Source records:
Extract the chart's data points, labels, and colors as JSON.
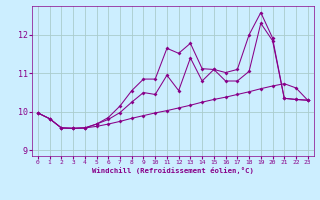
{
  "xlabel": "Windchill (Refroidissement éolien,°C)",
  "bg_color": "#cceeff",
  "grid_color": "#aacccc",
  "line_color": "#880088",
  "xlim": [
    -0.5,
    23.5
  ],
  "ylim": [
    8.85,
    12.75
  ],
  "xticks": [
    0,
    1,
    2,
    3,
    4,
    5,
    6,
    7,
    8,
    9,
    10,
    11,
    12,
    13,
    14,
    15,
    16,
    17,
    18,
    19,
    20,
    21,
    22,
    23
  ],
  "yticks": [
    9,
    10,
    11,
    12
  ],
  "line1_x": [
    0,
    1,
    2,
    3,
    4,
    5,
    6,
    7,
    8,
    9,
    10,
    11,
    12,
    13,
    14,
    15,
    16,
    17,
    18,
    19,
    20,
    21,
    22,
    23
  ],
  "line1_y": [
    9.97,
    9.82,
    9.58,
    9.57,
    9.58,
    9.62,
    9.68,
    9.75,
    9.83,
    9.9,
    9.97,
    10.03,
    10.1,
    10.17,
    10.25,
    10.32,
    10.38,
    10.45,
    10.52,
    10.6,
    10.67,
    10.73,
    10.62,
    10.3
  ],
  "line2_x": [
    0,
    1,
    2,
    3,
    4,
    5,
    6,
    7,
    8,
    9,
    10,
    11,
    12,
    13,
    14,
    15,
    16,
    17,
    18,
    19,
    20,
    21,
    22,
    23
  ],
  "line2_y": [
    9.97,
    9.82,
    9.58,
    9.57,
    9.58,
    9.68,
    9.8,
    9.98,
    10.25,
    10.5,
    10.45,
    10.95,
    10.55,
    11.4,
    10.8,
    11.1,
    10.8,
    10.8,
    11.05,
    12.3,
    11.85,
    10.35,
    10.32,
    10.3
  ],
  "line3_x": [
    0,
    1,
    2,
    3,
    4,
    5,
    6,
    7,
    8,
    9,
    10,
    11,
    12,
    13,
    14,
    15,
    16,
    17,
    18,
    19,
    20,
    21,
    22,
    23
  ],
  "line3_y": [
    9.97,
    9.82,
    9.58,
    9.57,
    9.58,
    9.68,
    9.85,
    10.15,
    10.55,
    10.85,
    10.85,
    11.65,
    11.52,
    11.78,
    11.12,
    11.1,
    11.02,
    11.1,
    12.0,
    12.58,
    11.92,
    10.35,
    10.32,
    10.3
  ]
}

* * *

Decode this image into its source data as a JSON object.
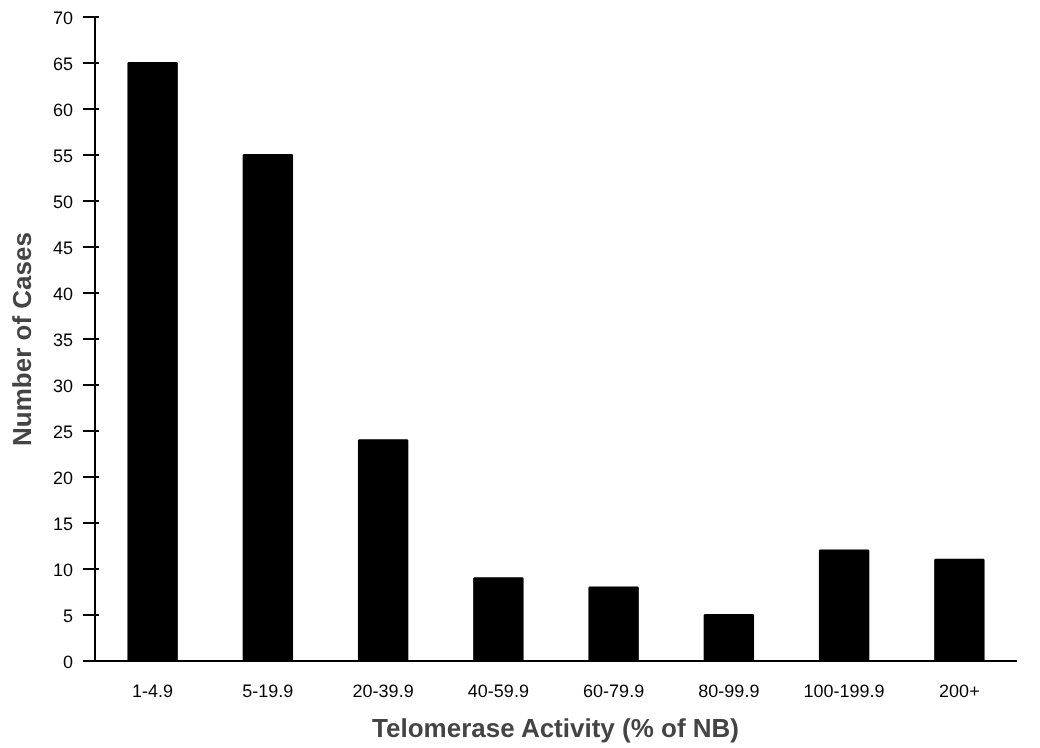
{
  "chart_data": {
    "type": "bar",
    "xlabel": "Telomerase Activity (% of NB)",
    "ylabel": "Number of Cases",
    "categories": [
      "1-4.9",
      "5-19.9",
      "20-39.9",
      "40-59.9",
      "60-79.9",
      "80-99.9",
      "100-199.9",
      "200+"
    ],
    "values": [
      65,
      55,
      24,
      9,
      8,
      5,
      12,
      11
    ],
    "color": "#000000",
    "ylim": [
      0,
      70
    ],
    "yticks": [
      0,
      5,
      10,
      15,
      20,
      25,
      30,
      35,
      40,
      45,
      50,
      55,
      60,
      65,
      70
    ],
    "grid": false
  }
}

Instructions for the task: The required answer is a single number: the count of lines in the entries that hold the string "xlabel".

Completed exercise: 2